## PROBLEM TO WORK ON
Below is a block of records; return all of them exactly, but without the images.

Stored data

== == ==

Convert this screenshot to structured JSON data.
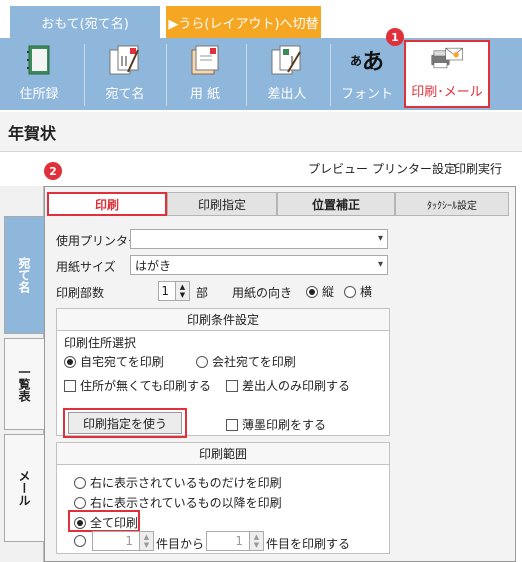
{
  "top_tabs": {
    "front": "おもて(宛て名)",
    "back": "▶うら(レイアウト)へ切替"
  },
  "toolbar": {
    "items": [
      {
        "label": "住所録",
        "icon": "address-book-icon"
      },
      {
        "label": "宛て名",
        "icon": "envelope-pen-icon"
      },
      {
        "label": "用 紙",
        "icon": "paper-icon"
      },
      {
        "label": "差出人",
        "icon": "sender-icon"
      },
      {
        "label": "フォント",
        "icon": "font-icon"
      },
      {
        "label": "印刷･メール",
        "icon": "printer-mail-icon"
      }
    ],
    "badge1": "1"
  },
  "page_title": "年賀状",
  "actions": {
    "preview": "プレビュー",
    "printer_settings": "プリンター設定",
    "print_run": "印刷実行"
  },
  "badge2": "2",
  "side_tabs": {
    "addressee": "宛て名",
    "list": "一覧表",
    "mail": "メール"
  },
  "sub_tabs": {
    "print": "印刷",
    "print_spec": "印刷指定",
    "position": "位置補正",
    "tack_seal": "ﾀｯｸｼｰﾙ設定"
  },
  "form": {
    "printer_label": "使用プリンター",
    "printer_value": "",
    "paper_size_label": "用紙サイズ",
    "paper_size_value": "はがき",
    "copies_label": "印刷部数",
    "copies_value": "1",
    "copies_unit": "部",
    "orientation_label": "用紙の向き",
    "orientation_portrait": "縦",
    "orientation_landscape": "横"
  },
  "conditions": {
    "title": "印刷条件設定",
    "address_select_label": "印刷住所選択",
    "home": "自宅宛てを印刷",
    "company": "会社宛てを印刷",
    "no_address": "住所が無くても印刷する",
    "sender_only": "差出人のみ印刷する",
    "use_spec_button": "印刷指定を使う",
    "thin_paper": "薄墨印刷をする"
  },
  "range": {
    "title": "印刷範囲",
    "only_shown": "右に表示されているものだけを印刷",
    "after_shown": "右に表示されているもの以降を印刷",
    "all": "全て印刷",
    "from_value": "1",
    "from_label": "件目から",
    "to_value": "1",
    "to_label": "件目を印刷する"
  },
  "colors": {
    "accent_blue": "#8fb6db",
    "accent_orange": "#f5a623",
    "highlight_red": "#e0303a"
  }
}
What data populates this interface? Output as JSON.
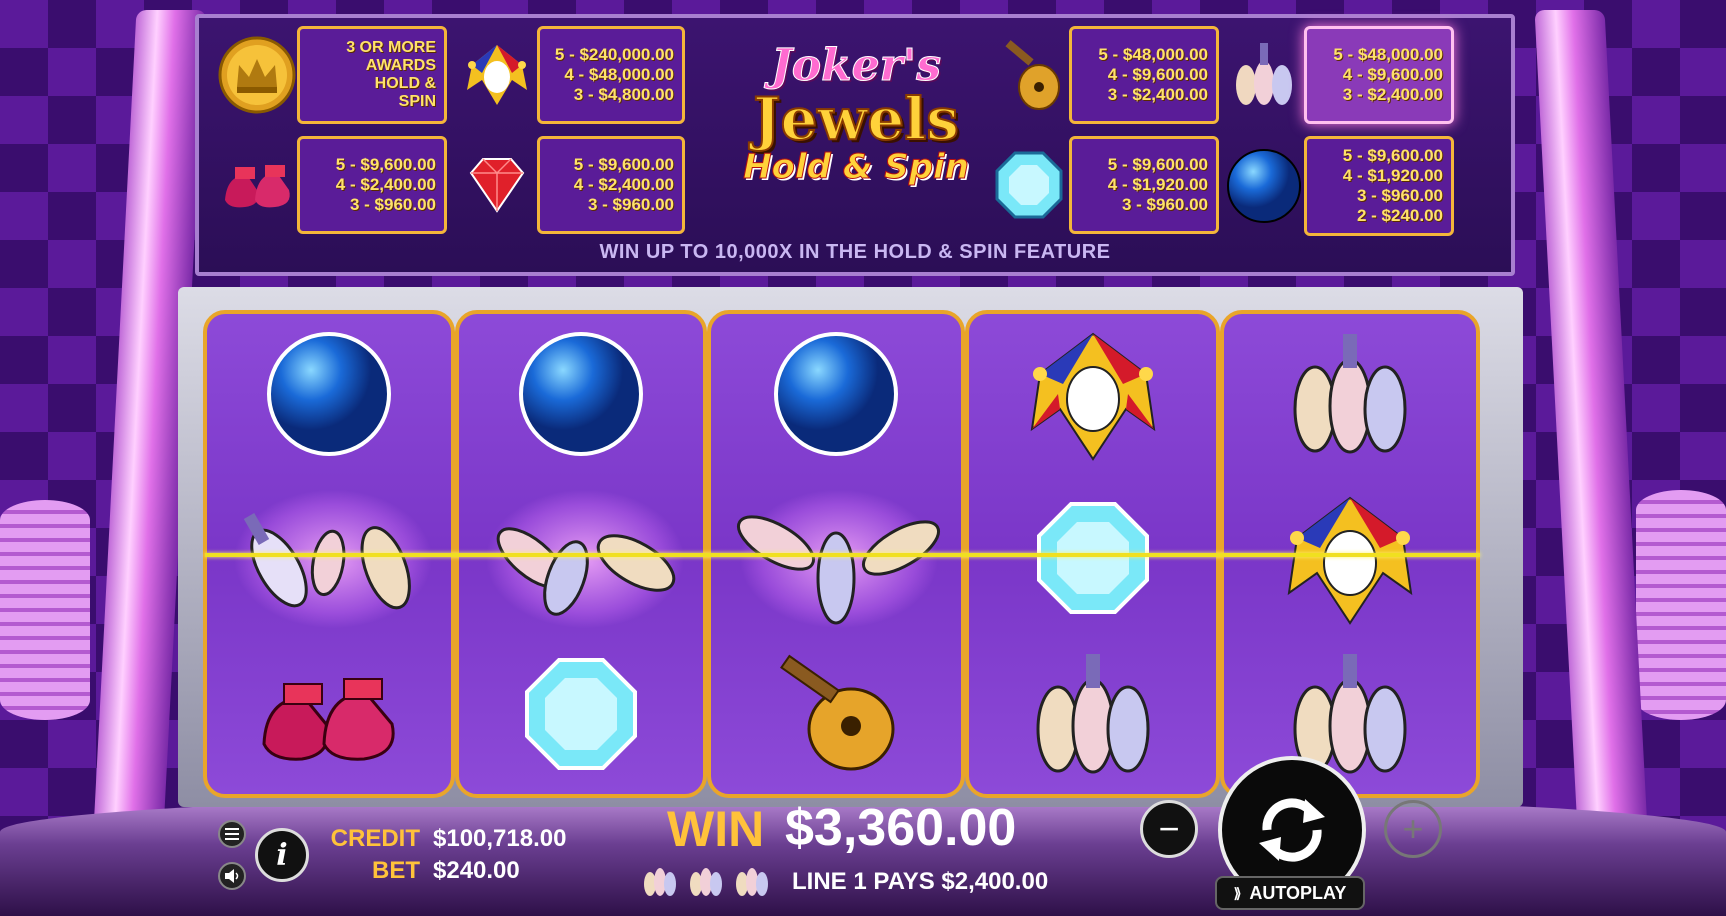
{
  "game": {
    "logo": {
      "line1": "Joker's",
      "line2": "Jewels",
      "line3": "Hold & Spin"
    },
    "feature_text": "WIN UP TO 10,000X IN THE HOLD & SPIN FEATURE"
  },
  "paytable": [
    {
      "symbol": "crown-coin-icon",
      "lines": [
        "3 OR MORE",
        "AWARDS",
        "HOLD &",
        "SPIN"
      ]
    },
    {
      "symbol": "joker-icon",
      "lines": [
        "5 - $240,000.00",
        "4 - $48,000.00",
        "3 - $4,800.00"
      ]
    },
    {
      "symbol": "lute-icon",
      "lines": [
        "5 - $48,000.00",
        "4 - $9,600.00",
        "3 - $2,400.00"
      ]
    },
    {
      "symbol": "pins-icon",
      "lines": [
        "5 - $48,000.00",
        "4 - $9,600.00",
        "3 - $2,400.00"
      ],
      "highlight": true
    },
    {
      "symbol": "shoes-icon",
      "lines": [
        "5 - $9,600.00",
        "4 - $2,400.00",
        "3 - $960.00"
      ]
    },
    {
      "symbol": "ruby-icon",
      "lines": [
        "5 - $9,600.00",
        "4 - $2,400.00",
        "3 - $960.00"
      ]
    },
    {
      "symbol": "diamond-icon",
      "lines": [
        "5 - $9,600.00",
        "4 - $1,920.00",
        "3 - $960.00"
      ]
    },
    {
      "symbol": "blue-ball-icon",
      "lines": [
        "5 - $9,600.00",
        "4 - $1,920.00",
        "3 - $960.00",
        "2 - $240.00"
      ]
    }
  ],
  "reels": [
    [
      "blue-ball-icon",
      "pins-icon",
      "shoes-icon"
    ],
    [
      "blue-ball-icon",
      "pins-icon",
      "diamond-icon"
    ],
    [
      "blue-ball-icon",
      "pins-icon",
      "lute-icon"
    ],
    [
      "joker-icon",
      "diamond-icon",
      "pins-icon"
    ],
    [
      "pins-icon",
      "joker-icon",
      "pins-icon"
    ]
  ],
  "hud": {
    "credit_label": "CREDIT",
    "credit_value": "$100,718.00",
    "bet_label": "BET",
    "bet_value": "$240.00",
    "win_label": "WIN",
    "win_value": "$3,360.00",
    "line_pays": "LINE 1 PAYS $2,400.00",
    "autoplay_label": "AUTOPLAY",
    "info_label": "i",
    "minus_label": "−",
    "plus_label": "+"
  },
  "colors": {
    "gold": "#ffc23a",
    "reel_bg": "#7a36c8",
    "payline": "#f0e020"
  }
}
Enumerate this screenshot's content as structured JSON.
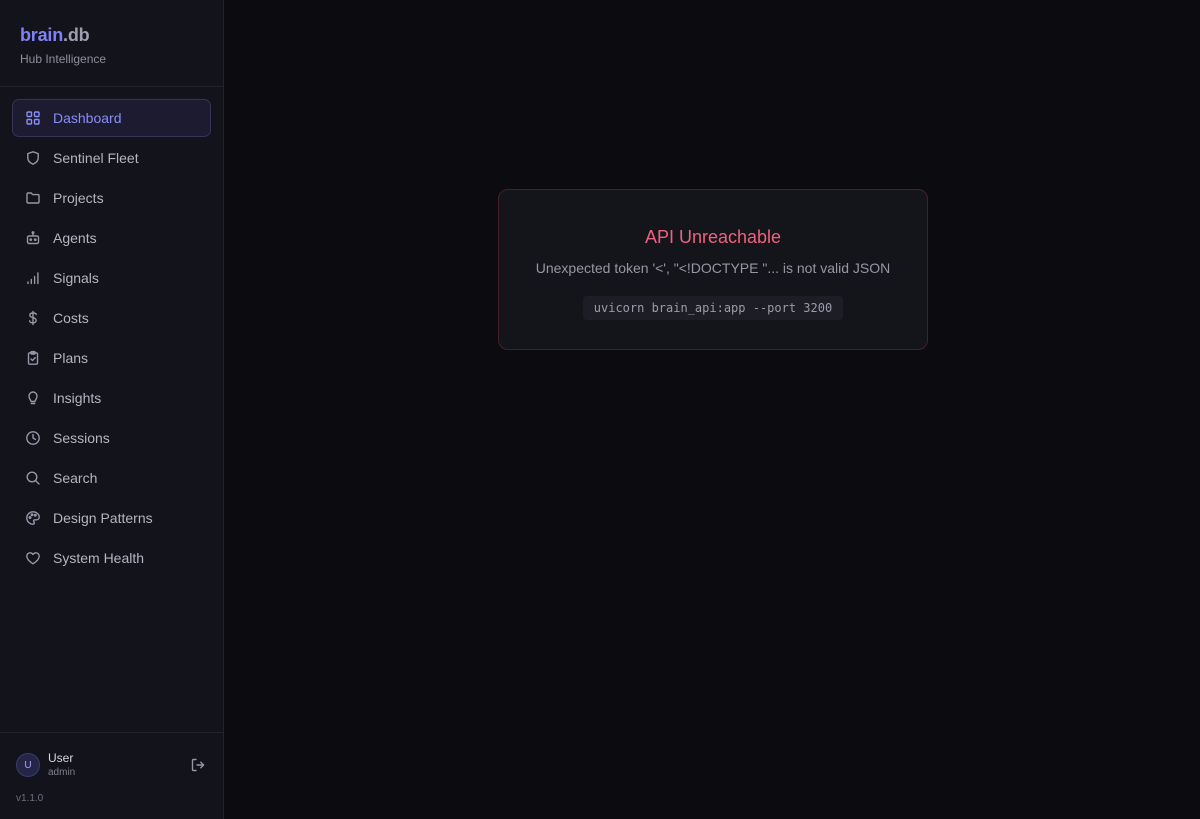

== == ==

## FINISHED EXERCISE
Convert this screenshot to structured JSON data.
{
  "top_tabs": {
    "front": "おもて(宛て名)",
    "back": "▶うら(レイアウト)へ切替"
  },
  "toolbar": {
    "items": [
      {
        "label": "住所録",
        "icon": "address-book-icon"
      },
      {
        "label": "宛て名",
        "icon": "envelope-pen-icon"
      },
      {
        "label": "用 紙",
        "icon": "paper-icon"
      },
      {
        "label": "差出人",
        "icon": "sender-icon"
      },
      {
        "label": "フォント",
        "icon": "font-icon"
      },
      {
        "label": "印刷･メール",
        "icon": "printer-mail-icon"
      }
    ],
    "badge1": "1"
  },
  "page_title": "年賀状",
  "actions": {
    "preview": "プレビュー",
    "printer_settings": "プリンター設定",
    "print_run": "印刷実行"
  },
  "badge2": "2",
  "side_tabs": {
    "addressee": "宛て名",
    "list": "一覧表",
    "mail": "メール"
  },
  "sub_tabs": {
    "print": "印刷",
    "print_spec": "印刷指定",
    "position": "位置補正",
    "tack_seal": "ﾀｯｸｼｰﾙ設定"
  },
  "form": {
    "printer_label": "使用プリンター",
    "printer_value": "",
    "paper_size_label": "用紙サイズ",
    "paper_size_value": "はがき",
    "copies_label": "印刷部数",
    "copies_value": "1",
    "copies_unit": "部",
    "orientation_label": "用紙の向き",
    "orientation_portrait": "縦",
    "orientation_landscape": "横"
  },
  "conditions": {
    "title": "印刷条件設定",
    "address_select_label": "印刷住所選択",
    "home": "自宅宛てを印刷",
    "company": "会社宛てを印刷",
    "no_address": "住所が無くても印刷する",
    "sender_only": "差出人のみ印刷する",
    "use_spec_button": "印刷指定を使う",
    "thin_paper": "薄墨印刷をする"
  },
  "range": {
    "title": "印刷範囲",
    "only_shown": "右に表示されているものだけを印刷",
    "after_shown": "右に表示されているもの以降を印刷",
    "all": "全て印刷",
    "from_value": "1",
    "from_label": "件目から",
    "to_value": "1",
    "to_label": "件目を印刷する"
  },
  "colors": {
    "accent_blue": "#8fb6db",
    "accent_orange": "#f5a623",
    "highlight_red": "#e0303a"
  }
}
What data populates this interface? Output as JSON.
{
  "game": {
    "logo": {
      "line1": "Joker's",
      "line2": "Jewels",
      "line3": "Hold & Spin"
    },
    "feature_text": "WIN UP TO 10,000X IN THE HOLD & SPIN FEATURE"
  },
  "paytable": [
    {
      "symbol": "crown-coin-icon",
      "lines": [
        "3 OR MORE",
        "AWARDS",
        "HOLD &",
        "SPIN"
      ]
    },
    {
      "symbol": "joker-icon",
      "lines": [
        "5 - $240,000.00",
        "4 - $48,000.00",
        "3 - $4,800.00"
      ]
    },
    {
      "symbol": "lute-icon",
      "lines": [
        "5 - $48,000.00",
        "4 - $9,600.00",
        "3 - $2,400.00"
      ]
    },
    {
      "symbol": "pins-icon",
      "lines": [
        "5 - $48,000.00",
        "4 - $9,600.00",
        "3 - $2,400.00"
      ],
      "highlight": true
    },
    {
      "symbol": "shoes-icon",
      "lines": [
        "5 - $9,600.00",
        "4 - $2,400.00",
        "3 - $960.00"
      ]
    },
    {
      "symbol": "ruby-icon",
      "lines": [
        "5 - $9,600.00",
        "4 - $2,400.00",
        "3 - $960.00"
      ]
    },
    {
      "symbol": "diamond-icon",
      "lines": [
        "5 - $9,600.00",
        "4 - $1,920.00",
        "3 - $960.00"
      ]
    },
    {
      "symbol": "blue-ball-icon",
      "lines": [
        "5 - $9,600.00",
        "4 - $1,920.00",
        "3 - $960.00",
        "2 - $240.00"
      ]
    }
  ],
  "reels": [
    [
      "blue-ball-icon",
      "pins-icon",
      "shoes-icon"
    ],
    [
      "blue-ball-icon",
      "pins-icon",
      "diamond-icon"
    ],
    [
      "blue-ball-icon",
      "pins-icon",
      "lute-icon"
    ],
    [
      "joker-icon",
      "diamond-icon",
      "pins-icon"
    ],
    [
      "pins-icon",
      "joker-icon",
      "pins-icon"
    ]
  ],
  "hud": {
    "credit_label": "CREDIT",
    "credit_value": "$100,718.00",
    "bet_label": "BET",
    "bet_value": "$240.00",
    "win_label": "WIN",
    "win_value": "$3,360.00",
    "line_pays": "LINE 1 PAYS $2,400.00",
    "autoplay_label": "AUTOPLAY",
    "info_label": "i",
    "minus_label": "−",
    "plus_label": "+"
  },
  "colors": {
    "gold": "#ffc23a",
    "reel_bg": "#7a36c8",
    "payline": "#f0e020"
  }
}
Enumerate this screenshot's content as structured JSON.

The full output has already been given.